» **Collected data entries**:
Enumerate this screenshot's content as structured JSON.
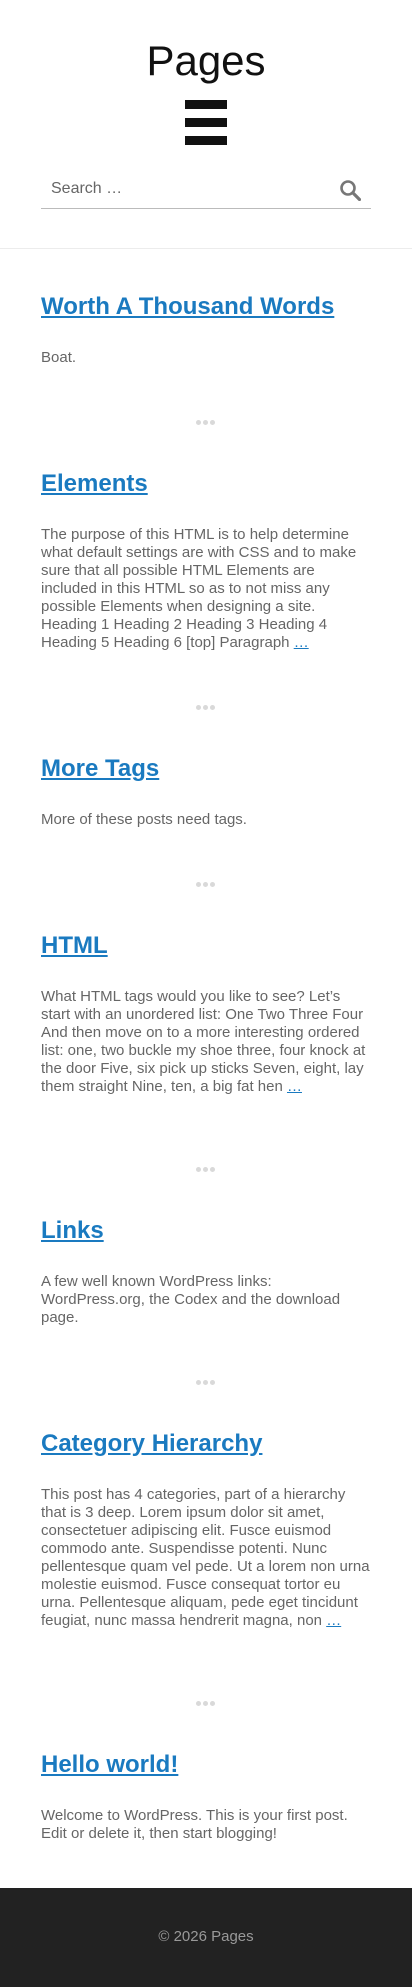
{
  "site": {
    "title": "Pages"
  },
  "search": {
    "placeholder": "Search …"
  },
  "posts": [
    {
      "title": "Worth A Thousand Words",
      "excerpt": "Boat.",
      "more": ""
    },
    {
      "title": "Elements",
      "excerpt": "The purpose of this HTML is to help determine what default settings are with CSS and to make sure that all possible HTML Elements are included in this HTML so as to not miss any possible Elements when designing a site. Heading 1 Heading 2 Heading 3 Heading 4 Heading 5 Heading 6 [top] Paragraph ",
      "more": "…"
    },
    {
      "title": "More Tags",
      "excerpt": "More of these posts need tags.",
      "more": ""
    },
    {
      "title": "HTML",
      "excerpt": "What HTML tags would you like to see? Let’s start with an unordered list: One Two Three Four And then move on to a more interesting ordered list: one, two buckle my shoe three, four knock at the door Five, six pick up sticks Seven, eight, lay them straight Nine, ten, a big fat hen ",
      "more": "…"
    },
    {
      "title": "Links",
      "excerpt": "A few well known WordPress links: WordPress.org, the Codex and the download page.",
      "more": ""
    },
    {
      "title": "Category Hierarchy",
      "excerpt": "This post has 4 categories, part of a hierarchy that is 3 deep. Lorem ipsum dolor sit amet, consectetuer adipiscing elit. Fusce euismod commodo ante. Suspendisse potenti. Nunc pellentesque quam vel pede. Ut a lorem non urna molestie euismod. Fusce consequat tortor eu urna. Pellentesque aliquam, pede eget tincidunt feugiat, nunc massa hendrerit magna, non ",
      "more": "…"
    },
    {
      "title": "Hello world!",
      "excerpt": "Welcome to WordPress. This is your first post. Edit or delete it, then start blogging!",
      "more": ""
    }
  ],
  "footer": {
    "text": "© 2026 Pages"
  },
  "colors": {
    "link": "#1a7ac0",
    "footer_bg": "#222222",
    "text": "#666666"
  },
  "icons": {
    "menu": "hamburger-menu-icon",
    "search": "search-icon"
  }
}
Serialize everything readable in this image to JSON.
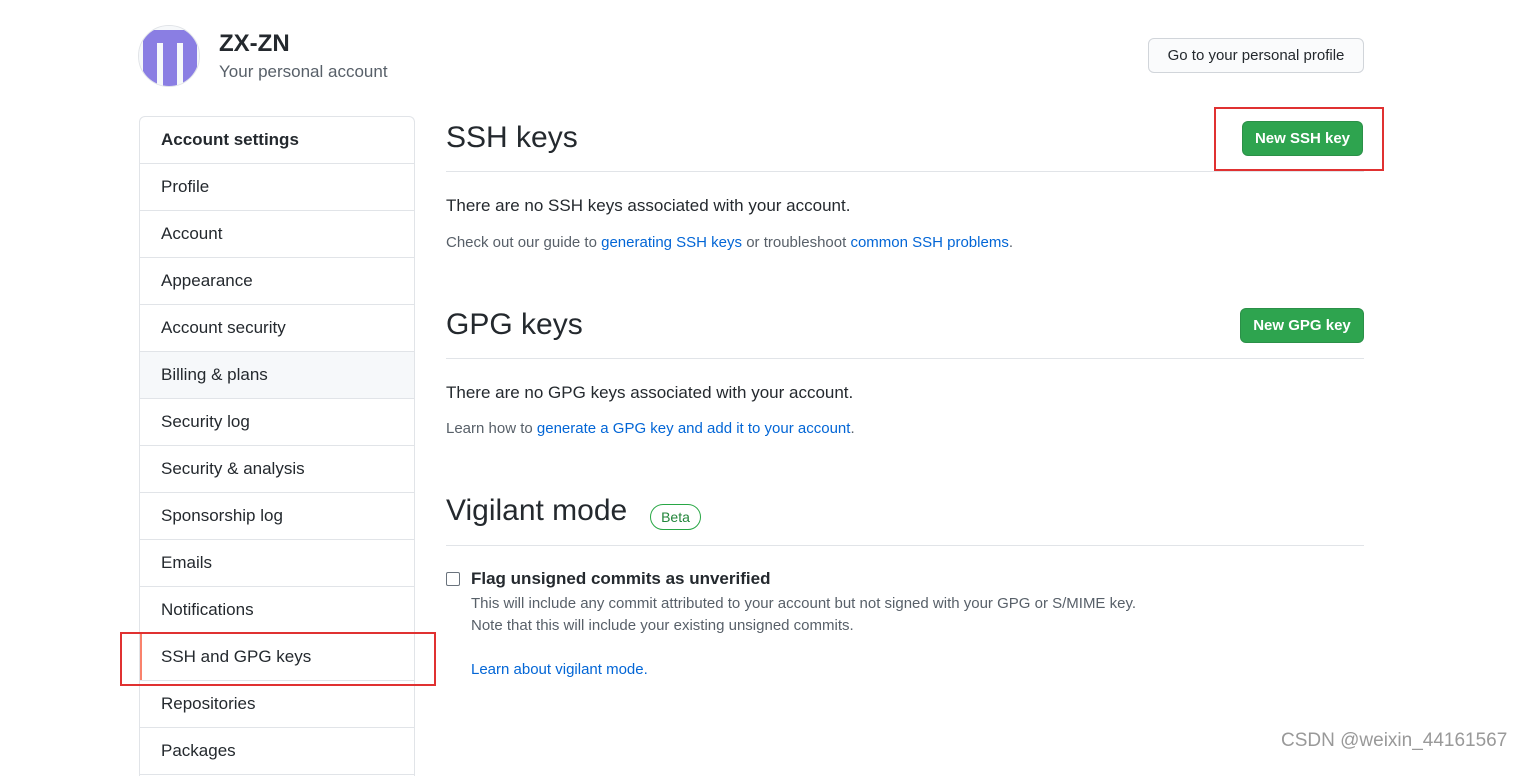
{
  "header": {
    "account_name": "ZX-ZN",
    "account_subtitle": "Your personal account",
    "profile_button": "Go to your personal profile"
  },
  "sidebar": {
    "heading": "Account settings",
    "items": [
      {
        "label": "Profile"
      },
      {
        "label": "Account"
      },
      {
        "label": "Appearance"
      },
      {
        "label": "Account security"
      },
      {
        "label": "Billing & plans"
      },
      {
        "label": "Security log"
      },
      {
        "label": "Security & analysis"
      },
      {
        "label": "Sponsorship log"
      },
      {
        "label": "Emails"
      },
      {
        "label": "Notifications"
      },
      {
        "label": "SSH and GPG keys"
      },
      {
        "label": "Repositories"
      },
      {
        "label": "Packages"
      }
    ]
  },
  "ssh": {
    "title": "SSH keys",
    "new_button": "New SSH key",
    "empty_text": "There are no SSH keys associated with your account.",
    "help_prefix": "Check out our guide to ",
    "help_link1": "generating SSH keys",
    "help_middle": " or troubleshoot ",
    "help_link2": "common SSH problems",
    "help_suffix": "."
  },
  "gpg": {
    "title": "GPG keys",
    "new_button": "New GPG key",
    "empty_text": "There are no GPG keys associated with your account.",
    "help_prefix": "Learn how to ",
    "help_link": "generate a GPG key and add it to your account",
    "help_suffix": "."
  },
  "vigilant": {
    "title": "Vigilant mode",
    "badge": "Beta",
    "checkbox_label": "Flag unsigned commits as unverified",
    "checked": false,
    "note_line1": "This will include any commit attributed to your account but not signed with your GPG or S/MIME key.",
    "note_line2": "Note that this will include your existing unsigned commits.",
    "learn_link": "Learn about vigilant mode",
    "learn_suffix": "."
  },
  "watermark": "CSDN @weixin_44161567",
  "colors": {
    "primary_button": "#2ea44f",
    "link": "#0366d6",
    "selected_marker": "#f9826c",
    "annotation_box": "#e03131",
    "avatar": "#8a7ee3"
  }
}
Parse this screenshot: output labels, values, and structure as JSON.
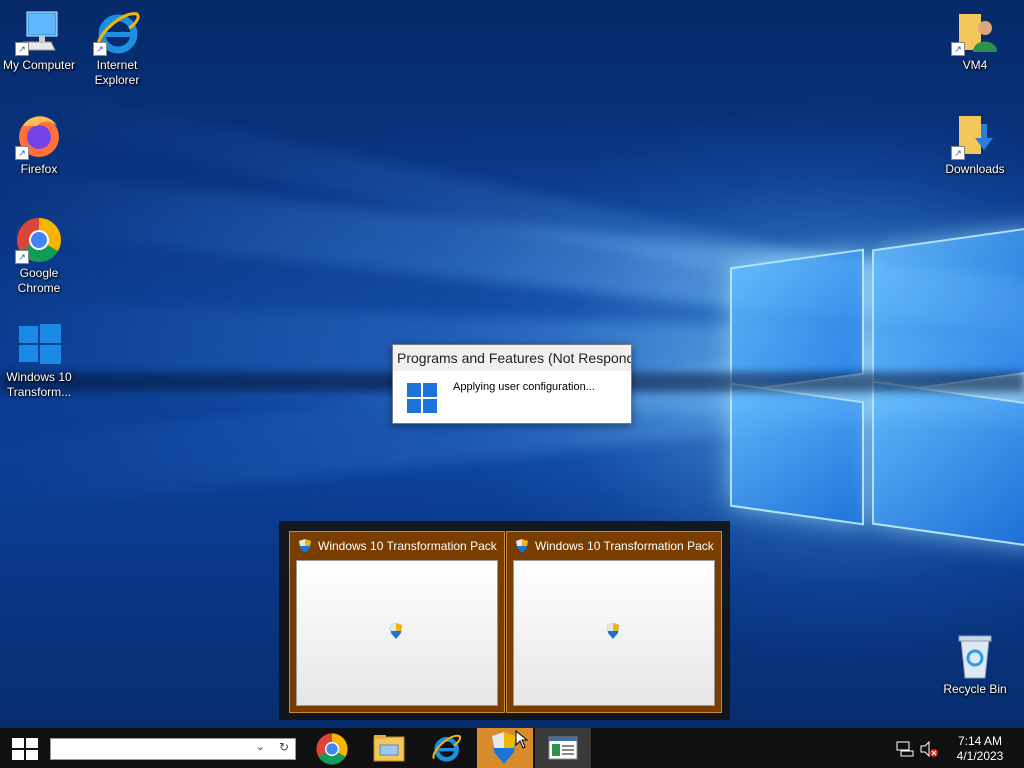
{
  "desktop": {
    "icons_left": [
      {
        "label": "My Computer",
        "icon": "computer-icon"
      },
      {
        "label": "Internet Explorer",
        "icon": "internet-explorer-icon"
      },
      {
        "label": "Firefox",
        "icon": "firefox-icon"
      },
      {
        "label": "Google Chrome",
        "icon": "chrome-icon"
      },
      {
        "label": "Windows 10 Transform...",
        "icon": "windows-logo-icon"
      }
    ],
    "icons_right": [
      {
        "label": "VM4",
        "icon": "user-folder-icon"
      },
      {
        "label": "Downloads",
        "icon": "downloads-folder-icon"
      },
      {
        "label": "Recycle Bin",
        "icon": "recycle-bin-icon"
      }
    ]
  },
  "dialog": {
    "title": "Programs and Features (Not Responding)",
    "message": "Applying user configuration..."
  },
  "thumbnails": [
    {
      "title": "Windows 10 Transformation Pack"
    },
    {
      "title": "Windows 10 Transformation Pack"
    }
  ],
  "taskbar": {
    "search_value": "",
    "buttons": [
      "chrome-icon",
      "file-explorer-icon",
      "internet-explorer-icon",
      "uac-shield-icon",
      "window-icon"
    ],
    "clock_time": "7:14 AM",
    "clock_date": "4/1/2023"
  },
  "colors": {
    "taskbar": "#101010",
    "active_task": "#d98a2b",
    "thumb_bg": "#7a3d00",
    "accent_blue": "#1b74d9"
  }
}
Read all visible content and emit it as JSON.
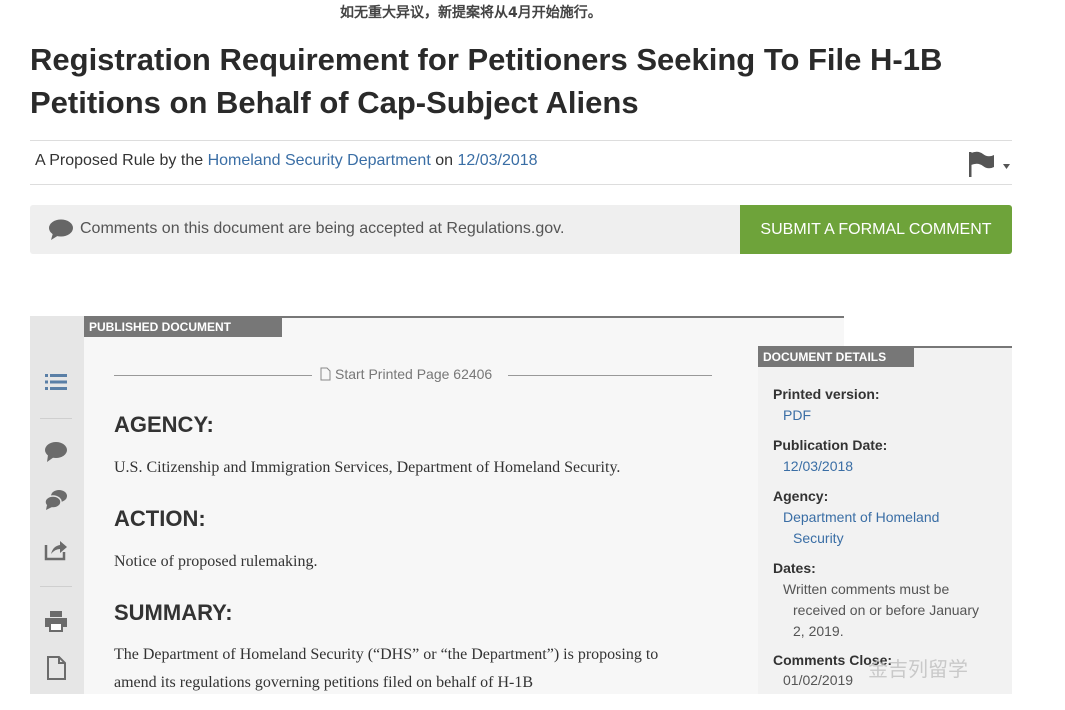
{
  "caption": "如无重大异议，新提案将从4月开始施行。",
  "document": {
    "title": "Registration Requirement for Petitioners Seeking To File H-1B Petitions on Behalf of Cap-Subject Aliens",
    "meta": {
      "prefix": "A Proposed Rule by the",
      "agency_link": "Homeland Security Department",
      "on": "on",
      "date_link": "12/03/2018"
    }
  },
  "comment_bar": {
    "text": "Comments on this document are being accepted at Regulations.gov.",
    "button": "SUBMIT A FORMAL COMMENT"
  },
  "rail": {
    "icons": [
      "table-of-contents-icon",
      "comment-icon",
      "discussion-icon",
      "share-icon",
      "print-icon",
      "document-icon"
    ]
  },
  "published": {
    "label": "PUBLISHED DOCUMENT",
    "page_marker": "Start Printed Page 62406",
    "sections": [
      {
        "heading": "AGENCY:",
        "text": "U.S. Citizenship and Immigration Services, Department of Homeland Security."
      },
      {
        "heading": "ACTION:",
        "text": "Notice of proposed rulemaking."
      },
      {
        "heading": "SUMMARY:",
        "text": "The Department of Homeland Security (“DHS” or “the Department”) is proposing to amend its regulations governing petitions filed on behalf of H-1B"
      }
    ]
  },
  "details": {
    "label": "DOCUMENT DETAILS",
    "printed_version_key": "Printed version:",
    "printed_version_value": "PDF",
    "publication_date_key": "Publication Date:",
    "publication_date_value": "12/03/2018",
    "agency_key": "Agency:",
    "agency_value_1": "Department of Homeland",
    "agency_value_2": "Security",
    "dates_key": "Dates:",
    "dates_value_1": "Written comments must be",
    "dates_value_2": "received on or before January",
    "dates_value_3": "2, 2019.",
    "comments_close_key": "Comments Close:",
    "comments_close_value": "01/02/2019"
  },
  "watermark": "金吉列留学",
  "colors": {
    "link": "#3a6ea5",
    "button_green": "#6ea33a",
    "label_gray": "#777777"
  }
}
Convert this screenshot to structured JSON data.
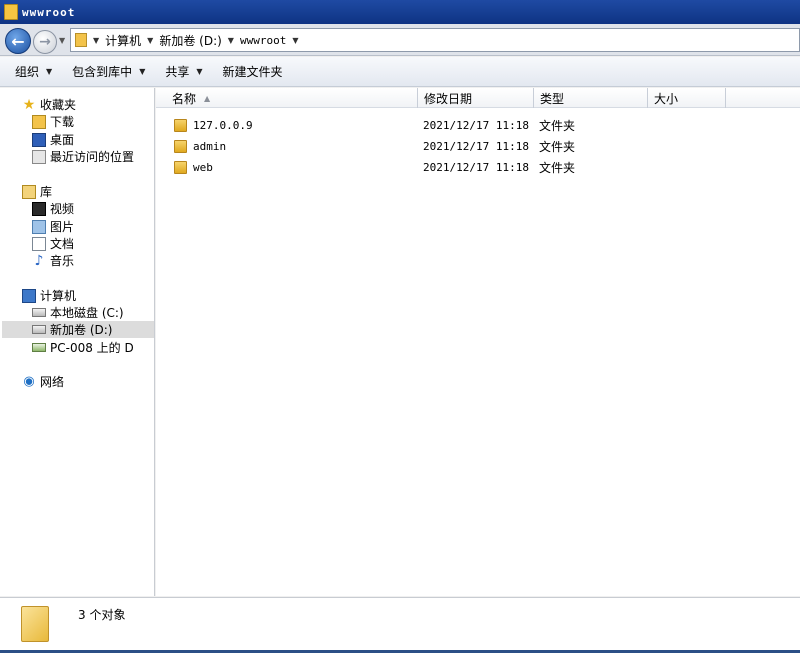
{
  "window": {
    "title": "wwwroot"
  },
  "address": {
    "crumbs": [
      "计算机",
      "新加卷 (D:)",
      "wwwroot"
    ]
  },
  "toolbar": {
    "organize": "组织",
    "include_library": "包含到库中",
    "share": "共享",
    "new_folder": "新建文件夹"
  },
  "nav": {
    "favorites": "收藏夹",
    "downloads": "下载",
    "desktop": "桌面",
    "recent": "最近访问的位置",
    "libraries": "库",
    "videos": "视频",
    "pictures": "图片",
    "documents": "文档",
    "music": "音乐",
    "computer": "计算机",
    "local_disk": "本地磁盘 (C:)",
    "new_volume": "新加卷 (D:)",
    "network_drive": "PC-008 上的 D",
    "network": "网络"
  },
  "columns": {
    "name": "名称",
    "modified": "修改日期",
    "type": "类型",
    "size": "大小"
  },
  "files": [
    {
      "name": "127.0.0.9",
      "modified": "2021/12/17 11:18",
      "type": "文件夹",
      "size": ""
    },
    {
      "name": "admin",
      "modified": "2021/12/17 11:18",
      "type": "文件夹",
      "size": ""
    },
    {
      "name": "web",
      "modified": "2021/12/17 11:18",
      "type": "文件夹",
      "size": ""
    }
  ],
  "status": {
    "count": "3 个对象"
  }
}
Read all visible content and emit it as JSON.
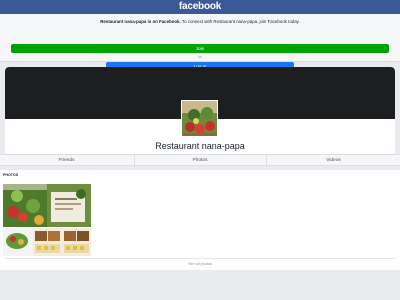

» **WRITTEN TASK**: Work out the number of lines in this listing that include the word "WordPress". Reply with that number only.

» **SOLUTION TO THIS EXERCISE**: 2